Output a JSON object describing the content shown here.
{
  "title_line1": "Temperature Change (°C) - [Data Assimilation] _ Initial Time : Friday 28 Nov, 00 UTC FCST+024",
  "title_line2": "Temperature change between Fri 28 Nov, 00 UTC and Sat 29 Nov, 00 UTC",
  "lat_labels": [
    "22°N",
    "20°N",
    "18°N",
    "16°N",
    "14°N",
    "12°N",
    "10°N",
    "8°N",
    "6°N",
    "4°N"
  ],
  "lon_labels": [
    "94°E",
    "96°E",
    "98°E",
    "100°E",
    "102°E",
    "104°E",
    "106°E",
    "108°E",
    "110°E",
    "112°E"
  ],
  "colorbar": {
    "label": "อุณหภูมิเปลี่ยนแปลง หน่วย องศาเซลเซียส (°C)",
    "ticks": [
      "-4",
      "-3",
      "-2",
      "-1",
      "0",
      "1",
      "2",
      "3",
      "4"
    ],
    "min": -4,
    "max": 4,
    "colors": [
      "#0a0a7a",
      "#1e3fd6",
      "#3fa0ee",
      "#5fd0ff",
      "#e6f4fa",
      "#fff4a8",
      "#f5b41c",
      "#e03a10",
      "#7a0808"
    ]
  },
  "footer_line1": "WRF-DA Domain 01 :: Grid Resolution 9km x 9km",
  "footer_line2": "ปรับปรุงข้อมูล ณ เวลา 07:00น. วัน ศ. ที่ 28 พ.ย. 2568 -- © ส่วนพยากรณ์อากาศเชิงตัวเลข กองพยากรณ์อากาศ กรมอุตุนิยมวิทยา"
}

▬▬▬

| What you will do |
Retype all of the entries precisely as they are.

| Solved exercise |
Output a JSON object describing the content shown here.
{
  "title_line1": "Temperature Change (°C) - [Data Assimilation] _ Initial Time : Friday 28 Nov, 00 UTC FCST+024",
  "title_line2": "Temperature change between Fri 28 Nov, 00 UTC and Sat 29 Nov, 00 UTC",
  "lat_labels": [
    "22°N",
    "20°N",
    "18°N",
    "16°N",
    "14°N",
    "12°N",
    "10°N",
    "8°N",
    "6°N",
    "4°N"
  ],
  "lon_labels": [
    "94°E",
    "96°E",
    "98°E",
    "100°E",
    "102°E",
    "104°E",
    "106°E",
    "108°E",
    "110°E",
    "112°E"
  ],
  "colorbar": {
    "label": "อุณหภูมิเปลี่ยนแปลง หน่วย องศาเซลเซียส (°C)",
    "ticks": [
      "-4",
      "-3",
      "-2",
      "-1",
      "0",
      "1",
      "2",
      "3",
      "4"
    ],
    "min": -4,
    "max": 4,
    "colors": [
      "#0a0a7a",
      "#1e3fd6",
      "#3fa0ee",
      "#5fd0ff",
      "#e6f4fa",
      "#fff4a8",
      "#f5b41c",
      "#e03a10",
      "#7a0808"
    ]
  },
  "footer_line1": "WRF-DA Domain 01 :: Grid Resolution 9km x 9km",
  "footer_line2": "ปรับปรุงข้อมูล ณ เวลา 07:00น. วัน ศ. ที่ 28 พ.ย. 2568 -- © ส่วนพยากรณ์อากาศเชิงตัวเลข กองพยากรณ์อากาศ กรมอุตุนิยมวิทยา"
}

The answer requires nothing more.